EXERCISE DESCRIPTION:
Compile every line that includes the word "name".

___ DATA SHOWN ___

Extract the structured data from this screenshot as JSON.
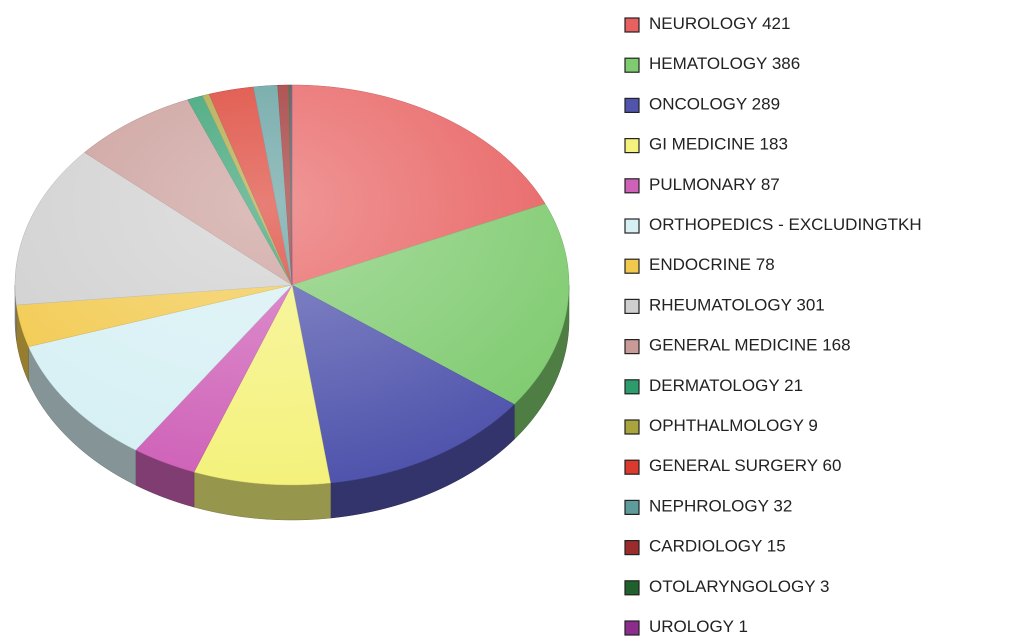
{
  "chart_data": {
    "type": "pie",
    "categories": [
      "NEUROLOGY",
      "HEMATOLOGY",
      "ONCOLOGY",
      "GI MEDICINE",
      "PULMONARY",
      "ORTHOPEDICS - EXCLUDINGTKH",
      "ENDOCRINE",
      "RHEUMATOLOGY",
      "GENERAL MEDICINE",
      "DERMATOLOGY",
      "OPHTHALMOLOGY",
      "GENERAL SURGERY",
      "NEPHROLOGY",
      "CARDIOLOGY",
      "OTOLARYNGOLOGY",
      "UROLOGY"
    ],
    "values": [
      421,
      386,
      289,
      183,
      87,
      240,
      78,
      301,
      168,
      21,
      9,
      60,
      32,
      15,
      3,
      1
    ],
    "value_labels": [
      "421",
      "386",
      "289",
      "183",
      "87",
      null,
      "78",
      "301",
      "168",
      "21",
      "9",
      "60",
      "32",
      "15",
      "3",
      "1"
    ],
    "colors": [
      "#e86060",
      "#7fcb70",
      "#5054ac",
      "#f4f27c",
      "#cf62b8",
      "#d6f0f4",
      "#f2c94c",
      "#cfcfcf",
      "#c99b97",
      "#2c9c6c",
      "#aaa43c",
      "#db3a2c",
      "#5e9c9c",
      "#9c2c2c",
      "#1f602c",
      "#8c2c8c"
    ],
    "legend": "right"
  }
}
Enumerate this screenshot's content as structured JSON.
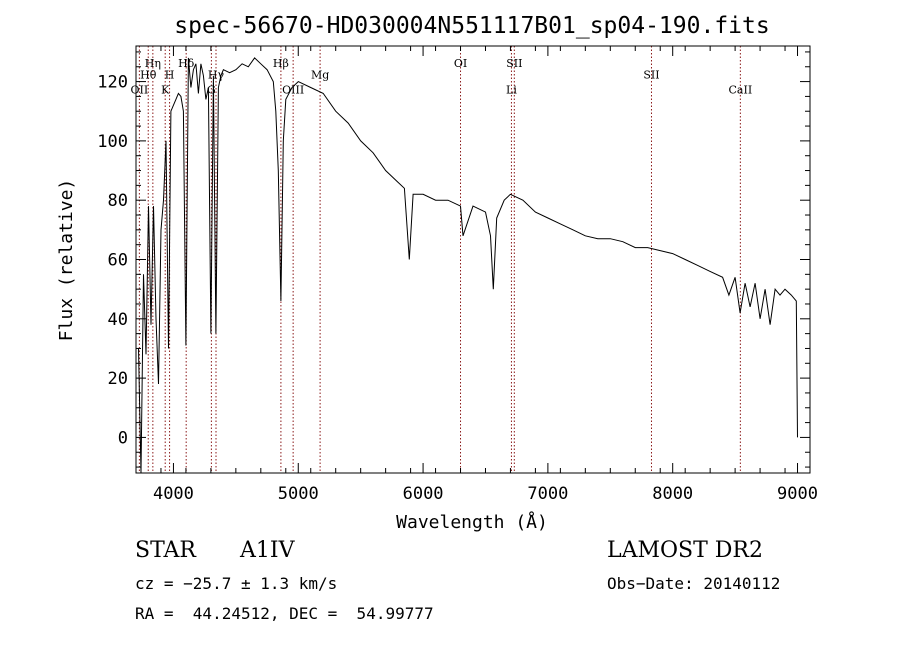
{
  "chart_data": {
    "type": "line",
    "title": "spec-56670-HD030004N551117B01_sp04-190.fits",
    "xlabel": "Wavelength (Å)",
    "ylabel": "Flux (relative)",
    "xlim": [
      3700,
      9100
    ],
    "ylim": [
      -12,
      132
    ],
    "xticks": [
      4000,
      5000,
      6000,
      7000,
      8000,
      9000
    ],
    "yticks": [
      0,
      20,
      40,
      60,
      80,
      100,
      120
    ],
    "grid": false,
    "line_color": "#000000",
    "marker_color": "#8b1a1a",
    "x": [
      3720,
      3740,
      3760,
      3780,
      3800,
      3820,
      3840,
      3860,
      3880,
      3900,
      3920,
      3940,
      3960,
      3980,
      4000,
      4020,
      4040,
      4060,
      4080,
      4100,
      4120,
      4140,
      4160,
      4180,
      4200,
      4220,
      4240,
      4260,
      4280,
      4300,
      4320,
      4340,
      4360,
      4380,
      4400,
      4450,
      4500,
      4550,
      4600,
      4650,
      4700,
      4750,
      4800,
      4820,
      4840,
      4861,
      4880,
      4900,
      4950,
      5000,
      5100,
      5200,
      5300,
      5400,
      5500,
      5600,
      5700,
      5800,
      5850,
      5890,
      5920,
      6000,
      6100,
      6200,
      6300,
      6320,
      6400,
      6500,
      6540,
      6563,
      6590,
      6650,
      6700,
      6800,
      6900,
      7000,
      7100,
      7200,
      7300,
      7400,
      7500,
      7600,
      7700,
      7800,
      7900,
      8000,
      8100,
      8200,
      8300,
      8400,
      8450,
      8500,
      8540,
      8580,
      8620,
      8660,
      8700,
      8740,
      8780,
      8820,
      8860,
      8900,
      8950,
      8990,
      9000
    ],
    "y": [
      30,
      -12,
      55,
      28,
      78,
      38,
      78,
      40,
      18,
      70,
      80,
      100,
      30,
      110,
      112,
      114,
      116,
      115,
      110,
      31,
      128,
      118,
      124,
      126,
      116,
      126,
      122,
      114,
      118,
      35,
      122,
      35,
      118,
      122,
      124,
      123,
      124,
      126,
      125,
      128,
      126,
      124,
      120,
      110,
      90,
      46,
      100,
      114,
      118,
      120,
      118,
      116,
      110,
      106,
      100,
      96,
      90,
      86,
      84,
      60,
      82,
      82,
      80,
      80,
      78,
      68,
      78,
      76,
      68,
      50,
      74,
      80,
      82,
      80,
      76,
      74,
      72,
      70,
      68,
      67,
      67,
      66,
      64,
      64,
      63,
      62,
      60,
      58,
      56,
      54,
      48,
      54,
      42,
      52,
      44,
      52,
      40,
      50,
      38,
      50,
      48,
      50,
      48,
      46,
      0
    ],
    "annotations": [
      {
        "label": "OII",
        "wavelength": 3727,
        "label_y": 116
      },
      {
        "label": "Hθ",
        "wavelength": 3798,
        "label_y": 121
      },
      {
        "label": "Hη",
        "wavelength": 3835,
        "label_y": 125
      },
      {
        "label": "K",
        "wavelength": 3934,
        "label_y": 116
      },
      {
        "label": "H",
        "wavelength": 3969,
        "label_y": 121
      },
      {
        "label": "Hδ",
        "wavelength": 4102,
        "label_y": 125
      },
      {
        "label": "G",
        "wavelength": 4304,
        "label_y": 116
      },
      {
        "label": "Hγ",
        "wavelength": 4341,
        "label_y": 121
      },
      {
        "label": "Hβ",
        "wavelength": 4861,
        "label_y": 125
      },
      {
        "label": "OIII",
        "wavelength": 4959,
        "label_y": 116
      },
      {
        "label": "Mg",
        "wavelength": 5175,
        "label_y": 121
      },
      {
        "label": "OI",
        "wavelength": 6300,
        "label_y": 125
      },
      {
        "label": "Li",
        "wavelength": 6708,
        "label_y": 116
      },
      {
        "label": "SII",
        "wavelength": 6731,
        "label_y": 125
      },
      {
        "label": "SII",
        "wavelength": 7830,
        "label_y": 121
      },
      {
        "label": "CaII",
        "wavelength": 8542,
        "label_y": 116
      }
    ]
  },
  "info": {
    "class_label": "STAR",
    "subclass": "A1IV",
    "survey": "LAMOST DR2",
    "velocity": "cz = −25.7 ± 1.3 km/s",
    "obs_date": "Obs−Date: 20140112",
    "coords": "RA =  44.24512, DEC =  54.99777"
  }
}
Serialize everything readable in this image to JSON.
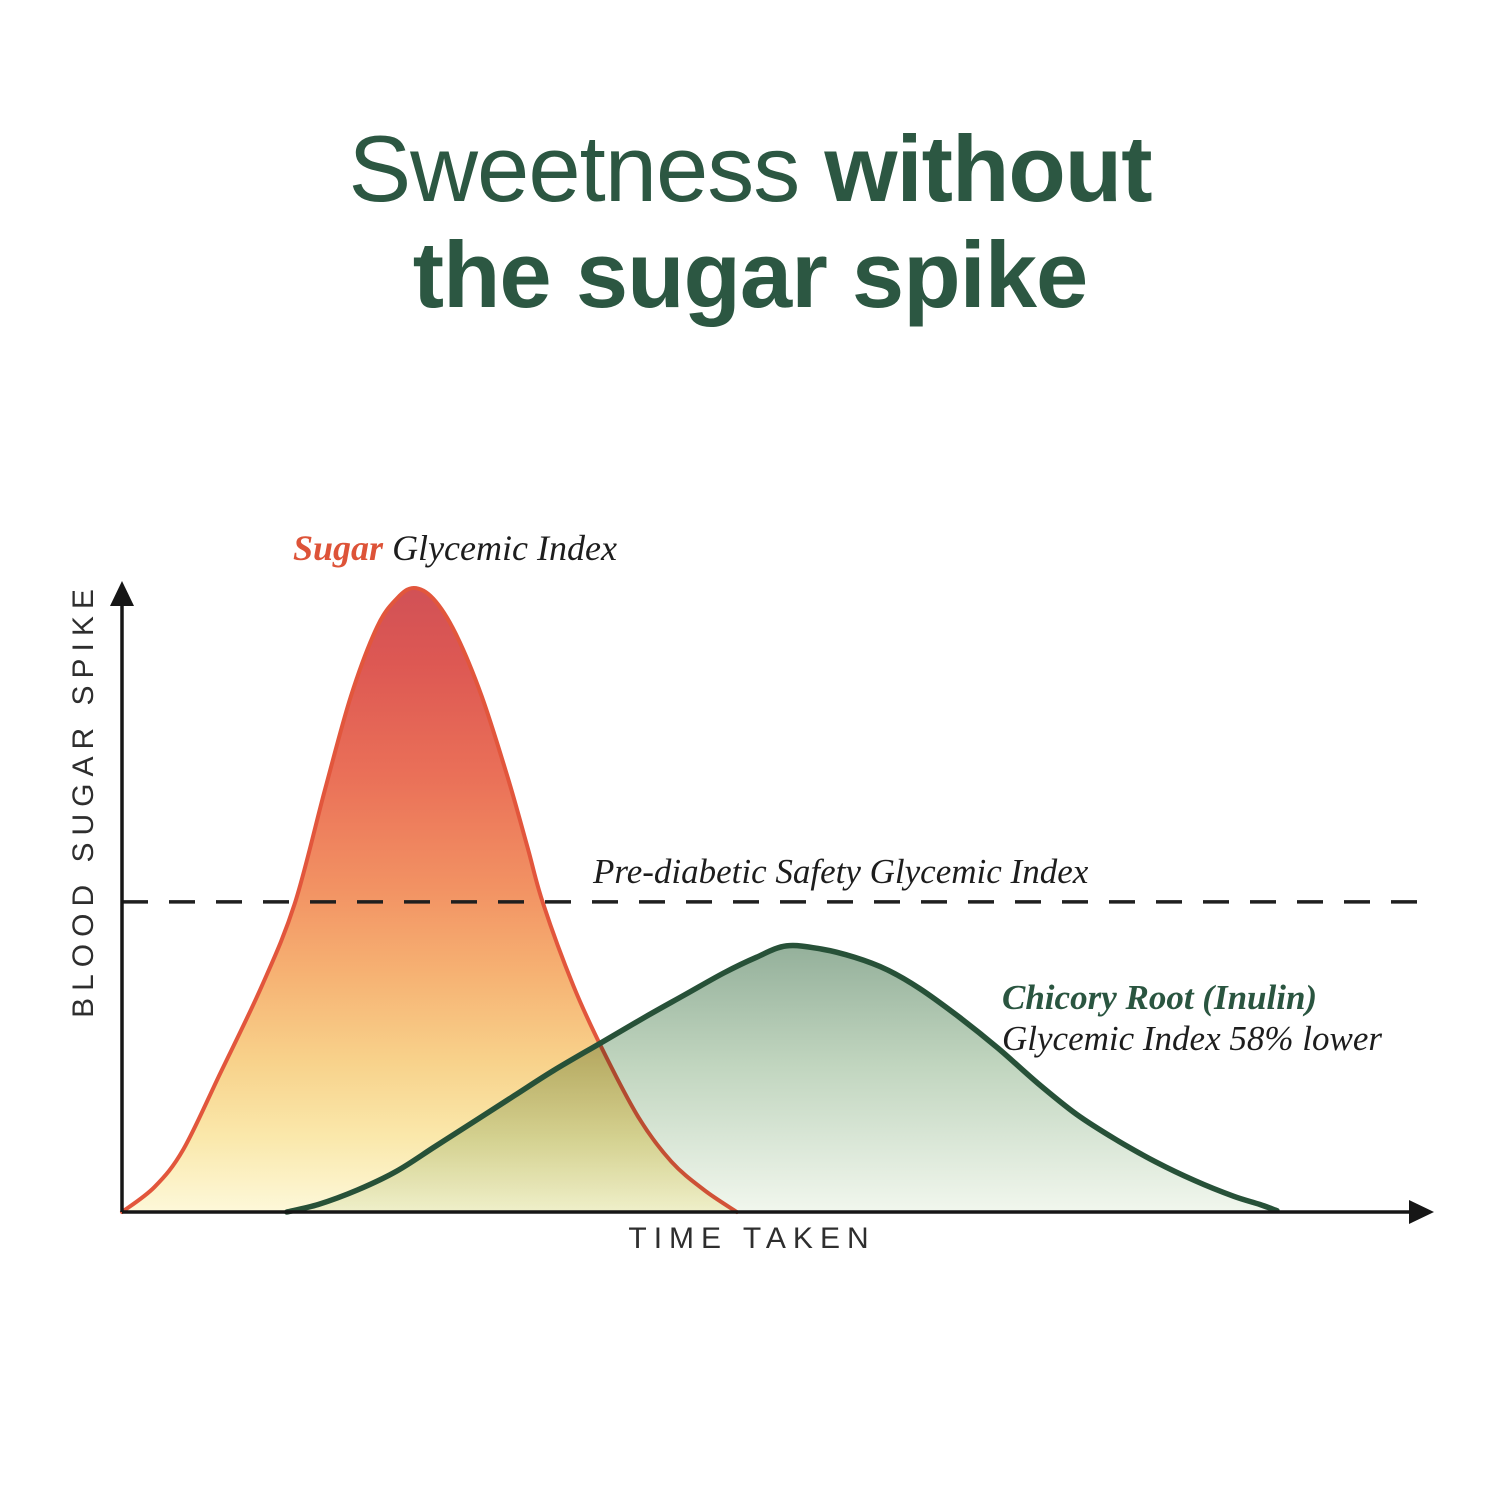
{
  "title": {
    "line1_regular": "Sweetness ",
    "line1_bold": "without",
    "line2_bold": "the sugar spike"
  },
  "labels": {
    "sugar_emph": "Sugar",
    "sugar_rest": " Glycemic Index",
    "threshold": "Pre-diabetic Safety Glycemic Index",
    "chicory_line1": "Chicory Root (Inulin)",
    "chicory_line2": "Glycemic Index 58% lower"
  },
  "axes": {
    "x": "TIME TAKEN",
    "y": "BLOOD SUGAR SPIKE"
  },
  "colors": {
    "title_green": "#2c5742",
    "sugar_accent": "#dd5338",
    "chicory_accent": "#2a5540",
    "text_dark": "#1d1d1d",
    "axis": "#161616",
    "threshold_line": "#1f1f1f",
    "sugar_stroke": "#e2563c",
    "chicory_stroke": "#275138",
    "sugar_fill_stops": [
      "#d15156",
      "#dd5853",
      "#ea7058",
      "#f29263",
      "#f6b273",
      "#f8d28b",
      "#fae8ab",
      "#fdf8d9"
    ],
    "chicory_fill_stops": [
      "#8caa93",
      "#bcd2ba",
      "#f0f6ec"
    ]
  },
  "chart_data": {
    "type": "area",
    "title": "Sweetness without the sugar spike",
    "xlabel": "TIME TAKEN",
    "ylabel": "BLOOD SUGAR SPIKE",
    "grid": false,
    "axis_ticks": "none",
    "x_range_percent": [
      0,
      100
    ],
    "y_range_percent": [
      0,
      100
    ],
    "threshold": {
      "label": "Pre-diabetic Safety Glycemic Index",
      "y_percent": 49.3,
      "style": "dashed"
    },
    "series": [
      {
        "name": "Sugar Glycemic Index",
        "peak_x_percent": 22.3,
        "peak_y_percent": 99.2,
        "points": [
          [
            0,
            0
          ],
          [
            2.5,
            4
          ],
          [
            4.7,
            10
          ],
          [
            7.5,
            22
          ],
          [
            10.7,
            36
          ],
          [
            13.2,
            49
          ],
          [
            15.5,
            67
          ],
          [
            17.5,
            82
          ],
          [
            19.5,
            93
          ],
          [
            21,
            97.5
          ],
          [
            22.3,
            99.2
          ],
          [
            23.8,
            97.5
          ],
          [
            25.5,
            92
          ],
          [
            27.5,
            82
          ],
          [
            29.5,
            69
          ],
          [
            31,
            58
          ],
          [
            32.2,
            49
          ],
          [
            34.5,
            36
          ],
          [
            36.7,
            26
          ],
          [
            39.5,
            15
          ],
          [
            42,
            8
          ],
          [
            44.5,
            3.5
          ],
          [
            47,
            0
          ]
        ]
      },
      {
        "name": "Chicory Root (Inulin) Glycemic Index 58% lower",
        "note": "Glycemic Index 58% lower than sugar",
        "peak_x_percent": 50.8,
        "peak_y_percent": 42.3,
        "points": [
          [
            12.6,
            0
          ],
          [
            15,
            1.2
          ],
          [
            18,
            3.5
          ],
          [
            21,
            6.5
          ],
          [
            24,
            10.5
          ],
          [
            27,
            14.5
          ],
          [
            30,
            18.5
          ],
          [
            33,
            22.5
          ],
          [
            36.7,
            27
          ],
          [
            40,
            31
          ],
          [
            43,
            34.5
          ],
          [
            46,
            38
          ],
          [
            48.5,
            40.5
          ],
          [
            50.8,
            42.3
          ],
          [
            53.5,
            41.8
          ],
          [
            56,
            40.5
          ],
          [
            58.5,
            38.5
          ],
          [
            61,
            35.5
          ],
          [
            64,
            31
          ],
          [
            67,
            26
          ],
          [
            70,
            20.5
          ],
          [
            73,
            15.5
          ],
          [
            76,
            11.5
          ],
          [
            79,
            8
          ],
          [
            82,
            5
          ],
          [
            85,
            2.5
          ],
          [
            87,
            1.2
          ],
          [
            88.3,
            0.2
          ]
        ]
      }
    ]
  }
}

___

TASK RESPONSE:
        "name": "Sugar Glycemic Index",
        "name": "Chicory Root (Inulin) Glycemic Index 58% lower",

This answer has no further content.